= Material provided =
--- --- ---

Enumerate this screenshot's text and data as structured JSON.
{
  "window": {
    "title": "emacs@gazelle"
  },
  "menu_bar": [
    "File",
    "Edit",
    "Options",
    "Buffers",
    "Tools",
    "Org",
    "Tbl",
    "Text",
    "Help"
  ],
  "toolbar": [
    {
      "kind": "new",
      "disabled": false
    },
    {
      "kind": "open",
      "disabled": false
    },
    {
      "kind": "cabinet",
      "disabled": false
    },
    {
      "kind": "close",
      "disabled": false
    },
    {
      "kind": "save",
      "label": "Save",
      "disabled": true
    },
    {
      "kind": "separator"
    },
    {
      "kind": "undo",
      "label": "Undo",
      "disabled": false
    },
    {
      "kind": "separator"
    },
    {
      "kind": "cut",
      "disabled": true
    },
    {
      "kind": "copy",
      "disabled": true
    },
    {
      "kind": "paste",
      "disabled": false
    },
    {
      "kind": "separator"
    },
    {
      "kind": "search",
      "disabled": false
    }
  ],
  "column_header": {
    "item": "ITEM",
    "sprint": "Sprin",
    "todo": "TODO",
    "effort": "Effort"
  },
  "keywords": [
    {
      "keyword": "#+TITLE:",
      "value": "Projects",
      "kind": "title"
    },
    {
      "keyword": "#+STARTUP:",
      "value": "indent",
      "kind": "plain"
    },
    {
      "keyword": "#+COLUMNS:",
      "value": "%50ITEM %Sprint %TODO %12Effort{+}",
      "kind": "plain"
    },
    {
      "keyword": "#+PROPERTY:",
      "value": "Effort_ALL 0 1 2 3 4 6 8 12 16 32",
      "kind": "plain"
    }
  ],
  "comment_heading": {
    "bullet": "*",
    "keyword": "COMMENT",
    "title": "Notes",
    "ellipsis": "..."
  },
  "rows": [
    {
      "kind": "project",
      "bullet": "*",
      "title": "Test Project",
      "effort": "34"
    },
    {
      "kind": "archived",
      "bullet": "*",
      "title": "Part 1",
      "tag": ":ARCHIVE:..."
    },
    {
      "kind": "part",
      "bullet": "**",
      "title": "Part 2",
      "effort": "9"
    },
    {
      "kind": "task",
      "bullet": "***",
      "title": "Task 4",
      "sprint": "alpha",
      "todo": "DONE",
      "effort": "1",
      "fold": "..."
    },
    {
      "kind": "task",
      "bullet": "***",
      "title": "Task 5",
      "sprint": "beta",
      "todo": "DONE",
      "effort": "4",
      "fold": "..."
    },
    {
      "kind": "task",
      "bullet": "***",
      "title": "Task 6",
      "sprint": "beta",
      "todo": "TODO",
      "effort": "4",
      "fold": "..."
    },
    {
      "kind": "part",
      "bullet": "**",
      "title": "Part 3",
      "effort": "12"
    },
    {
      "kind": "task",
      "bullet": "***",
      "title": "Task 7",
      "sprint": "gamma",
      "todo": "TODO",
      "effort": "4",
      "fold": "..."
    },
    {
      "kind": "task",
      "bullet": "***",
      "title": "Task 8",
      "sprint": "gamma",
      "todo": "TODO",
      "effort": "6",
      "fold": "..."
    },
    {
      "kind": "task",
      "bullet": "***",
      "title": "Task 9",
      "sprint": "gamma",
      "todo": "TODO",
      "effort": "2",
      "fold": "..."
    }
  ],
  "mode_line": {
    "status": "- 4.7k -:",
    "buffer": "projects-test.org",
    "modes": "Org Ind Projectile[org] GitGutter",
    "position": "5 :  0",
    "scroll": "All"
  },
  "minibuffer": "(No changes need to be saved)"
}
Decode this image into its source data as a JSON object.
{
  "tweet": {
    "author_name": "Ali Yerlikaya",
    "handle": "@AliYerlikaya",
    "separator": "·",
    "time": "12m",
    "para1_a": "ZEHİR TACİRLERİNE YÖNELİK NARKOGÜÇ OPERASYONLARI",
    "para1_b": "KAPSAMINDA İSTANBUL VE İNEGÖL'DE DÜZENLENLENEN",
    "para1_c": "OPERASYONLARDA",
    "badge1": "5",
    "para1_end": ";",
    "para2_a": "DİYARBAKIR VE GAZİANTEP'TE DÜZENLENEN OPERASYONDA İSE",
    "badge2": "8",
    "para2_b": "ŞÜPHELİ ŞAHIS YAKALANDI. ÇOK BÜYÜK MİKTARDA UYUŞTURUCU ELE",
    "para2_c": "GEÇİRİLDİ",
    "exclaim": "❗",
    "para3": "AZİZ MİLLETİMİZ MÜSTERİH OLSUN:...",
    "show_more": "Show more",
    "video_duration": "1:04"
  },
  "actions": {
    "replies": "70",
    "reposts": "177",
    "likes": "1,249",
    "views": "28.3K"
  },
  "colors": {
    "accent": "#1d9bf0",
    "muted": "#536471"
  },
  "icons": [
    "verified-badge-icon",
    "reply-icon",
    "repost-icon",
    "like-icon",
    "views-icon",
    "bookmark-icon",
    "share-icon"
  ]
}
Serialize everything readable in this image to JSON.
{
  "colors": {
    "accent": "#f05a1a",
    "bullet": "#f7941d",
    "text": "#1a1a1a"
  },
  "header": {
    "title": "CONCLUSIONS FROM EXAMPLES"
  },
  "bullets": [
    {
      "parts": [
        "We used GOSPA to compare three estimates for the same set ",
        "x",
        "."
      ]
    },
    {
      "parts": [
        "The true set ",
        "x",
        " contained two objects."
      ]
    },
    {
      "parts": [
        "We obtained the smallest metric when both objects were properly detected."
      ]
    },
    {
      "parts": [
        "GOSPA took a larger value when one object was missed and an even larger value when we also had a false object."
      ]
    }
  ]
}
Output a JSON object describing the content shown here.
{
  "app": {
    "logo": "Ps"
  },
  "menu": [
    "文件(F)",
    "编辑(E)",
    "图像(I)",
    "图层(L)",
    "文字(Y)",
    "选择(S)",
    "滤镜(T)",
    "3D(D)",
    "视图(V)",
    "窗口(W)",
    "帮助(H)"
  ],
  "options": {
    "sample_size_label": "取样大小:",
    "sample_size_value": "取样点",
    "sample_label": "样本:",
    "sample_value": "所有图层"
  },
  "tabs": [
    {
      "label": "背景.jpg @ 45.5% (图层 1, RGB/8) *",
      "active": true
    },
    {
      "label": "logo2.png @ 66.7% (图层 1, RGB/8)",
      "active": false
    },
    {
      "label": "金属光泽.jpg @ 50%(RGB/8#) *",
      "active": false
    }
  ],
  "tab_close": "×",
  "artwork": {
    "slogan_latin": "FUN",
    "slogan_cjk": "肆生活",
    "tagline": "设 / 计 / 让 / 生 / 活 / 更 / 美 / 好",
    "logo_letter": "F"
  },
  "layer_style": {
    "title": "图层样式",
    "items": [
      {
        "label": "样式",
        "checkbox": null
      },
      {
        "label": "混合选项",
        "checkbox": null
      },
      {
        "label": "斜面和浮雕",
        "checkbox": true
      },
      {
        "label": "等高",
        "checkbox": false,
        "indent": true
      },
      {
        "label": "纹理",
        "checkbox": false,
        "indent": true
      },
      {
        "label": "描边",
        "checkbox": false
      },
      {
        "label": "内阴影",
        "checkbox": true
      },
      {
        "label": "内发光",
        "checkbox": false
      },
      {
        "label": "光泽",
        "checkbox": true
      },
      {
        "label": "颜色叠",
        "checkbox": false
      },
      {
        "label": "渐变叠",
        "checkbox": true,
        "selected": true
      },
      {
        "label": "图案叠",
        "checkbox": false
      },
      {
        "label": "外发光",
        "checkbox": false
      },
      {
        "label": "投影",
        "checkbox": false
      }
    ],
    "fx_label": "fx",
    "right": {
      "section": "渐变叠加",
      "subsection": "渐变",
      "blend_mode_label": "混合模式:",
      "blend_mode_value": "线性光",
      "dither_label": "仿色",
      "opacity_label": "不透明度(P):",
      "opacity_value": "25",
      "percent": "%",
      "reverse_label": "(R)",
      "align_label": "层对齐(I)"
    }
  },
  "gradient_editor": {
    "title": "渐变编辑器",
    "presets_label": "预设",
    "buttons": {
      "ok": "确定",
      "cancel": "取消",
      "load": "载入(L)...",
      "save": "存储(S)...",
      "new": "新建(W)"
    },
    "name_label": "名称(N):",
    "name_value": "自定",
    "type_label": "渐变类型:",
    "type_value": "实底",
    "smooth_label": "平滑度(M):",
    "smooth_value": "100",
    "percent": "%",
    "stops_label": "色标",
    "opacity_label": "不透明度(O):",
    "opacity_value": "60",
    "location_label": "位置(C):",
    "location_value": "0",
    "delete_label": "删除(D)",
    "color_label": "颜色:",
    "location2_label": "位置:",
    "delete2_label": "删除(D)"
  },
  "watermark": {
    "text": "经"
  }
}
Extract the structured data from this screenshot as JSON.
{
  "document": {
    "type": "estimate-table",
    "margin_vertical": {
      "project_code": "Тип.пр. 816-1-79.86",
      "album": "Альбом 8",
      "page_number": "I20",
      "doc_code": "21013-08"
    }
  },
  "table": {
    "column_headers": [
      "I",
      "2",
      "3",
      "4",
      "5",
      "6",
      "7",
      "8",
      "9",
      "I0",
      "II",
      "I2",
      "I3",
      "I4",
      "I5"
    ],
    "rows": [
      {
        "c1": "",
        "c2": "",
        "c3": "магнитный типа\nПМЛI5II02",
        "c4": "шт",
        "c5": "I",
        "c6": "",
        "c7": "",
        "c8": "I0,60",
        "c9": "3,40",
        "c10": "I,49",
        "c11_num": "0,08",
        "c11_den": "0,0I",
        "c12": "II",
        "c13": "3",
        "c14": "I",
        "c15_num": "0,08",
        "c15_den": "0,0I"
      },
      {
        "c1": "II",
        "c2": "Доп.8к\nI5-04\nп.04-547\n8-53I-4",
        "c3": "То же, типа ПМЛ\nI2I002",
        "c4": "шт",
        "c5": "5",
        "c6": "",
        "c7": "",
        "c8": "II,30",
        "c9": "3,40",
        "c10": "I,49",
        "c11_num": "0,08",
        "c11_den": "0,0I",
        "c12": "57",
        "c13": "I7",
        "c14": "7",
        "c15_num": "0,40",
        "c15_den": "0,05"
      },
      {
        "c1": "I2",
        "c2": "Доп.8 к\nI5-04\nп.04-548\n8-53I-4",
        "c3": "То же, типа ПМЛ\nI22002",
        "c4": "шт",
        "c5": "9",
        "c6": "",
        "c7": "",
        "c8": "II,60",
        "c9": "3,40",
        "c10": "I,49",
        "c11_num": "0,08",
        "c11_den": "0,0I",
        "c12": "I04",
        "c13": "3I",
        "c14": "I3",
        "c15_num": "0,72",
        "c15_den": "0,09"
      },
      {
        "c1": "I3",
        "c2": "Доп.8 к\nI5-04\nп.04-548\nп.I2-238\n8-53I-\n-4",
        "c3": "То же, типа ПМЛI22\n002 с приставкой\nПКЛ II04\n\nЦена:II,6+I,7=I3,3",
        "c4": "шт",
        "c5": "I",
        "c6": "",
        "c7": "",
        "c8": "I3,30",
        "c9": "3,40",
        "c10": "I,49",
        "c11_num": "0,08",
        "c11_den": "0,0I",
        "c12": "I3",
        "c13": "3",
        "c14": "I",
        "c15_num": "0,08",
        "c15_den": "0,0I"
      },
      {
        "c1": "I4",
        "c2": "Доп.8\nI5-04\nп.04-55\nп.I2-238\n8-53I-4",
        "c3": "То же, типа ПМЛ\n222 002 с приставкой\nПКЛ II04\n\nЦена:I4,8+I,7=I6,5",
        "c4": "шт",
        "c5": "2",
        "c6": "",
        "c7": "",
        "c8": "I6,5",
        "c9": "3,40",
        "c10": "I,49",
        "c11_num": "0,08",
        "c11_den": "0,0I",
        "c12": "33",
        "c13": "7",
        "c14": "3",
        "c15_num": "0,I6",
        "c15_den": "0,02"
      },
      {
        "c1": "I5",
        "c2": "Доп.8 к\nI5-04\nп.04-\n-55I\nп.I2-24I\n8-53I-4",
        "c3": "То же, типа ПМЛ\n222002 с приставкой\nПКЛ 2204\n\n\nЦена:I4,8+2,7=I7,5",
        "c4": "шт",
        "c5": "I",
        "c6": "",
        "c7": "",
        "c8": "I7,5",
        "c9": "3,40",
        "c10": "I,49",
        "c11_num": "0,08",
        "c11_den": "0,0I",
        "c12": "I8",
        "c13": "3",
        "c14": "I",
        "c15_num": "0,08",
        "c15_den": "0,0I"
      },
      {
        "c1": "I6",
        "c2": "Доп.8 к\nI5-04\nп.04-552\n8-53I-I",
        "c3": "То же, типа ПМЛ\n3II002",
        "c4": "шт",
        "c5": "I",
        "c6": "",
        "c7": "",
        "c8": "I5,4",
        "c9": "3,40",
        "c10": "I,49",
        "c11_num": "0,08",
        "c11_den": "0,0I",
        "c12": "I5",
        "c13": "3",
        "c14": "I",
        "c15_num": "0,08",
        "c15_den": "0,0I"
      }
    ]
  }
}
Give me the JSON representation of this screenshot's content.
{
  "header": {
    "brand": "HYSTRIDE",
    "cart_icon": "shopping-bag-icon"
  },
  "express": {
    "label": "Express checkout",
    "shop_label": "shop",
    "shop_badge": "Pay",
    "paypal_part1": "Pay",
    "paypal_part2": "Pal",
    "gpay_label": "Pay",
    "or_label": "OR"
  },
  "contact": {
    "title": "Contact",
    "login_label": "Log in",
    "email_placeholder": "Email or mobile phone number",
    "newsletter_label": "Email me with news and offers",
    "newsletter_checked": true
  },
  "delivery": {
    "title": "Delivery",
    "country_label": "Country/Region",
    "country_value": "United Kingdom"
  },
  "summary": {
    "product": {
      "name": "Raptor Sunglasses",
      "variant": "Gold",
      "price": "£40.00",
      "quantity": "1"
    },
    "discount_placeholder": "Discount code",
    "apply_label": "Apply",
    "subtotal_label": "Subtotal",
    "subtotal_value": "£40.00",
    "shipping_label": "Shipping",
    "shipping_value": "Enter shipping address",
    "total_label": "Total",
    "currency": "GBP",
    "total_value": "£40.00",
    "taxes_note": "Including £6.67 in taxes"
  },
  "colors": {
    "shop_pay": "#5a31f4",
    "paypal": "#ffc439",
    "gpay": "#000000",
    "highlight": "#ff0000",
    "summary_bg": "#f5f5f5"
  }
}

--- --- ---

Pick each line holding the word "this" out of the listing.

Enumerate this screenshot's text and data as structured JSON.
Decode this image into its source data as a JSON object.
Serialize everything readable in this image to JSON.
Extract the structured data from this screenshot as JSON.
Give me the JSON representation of this screenshot's content.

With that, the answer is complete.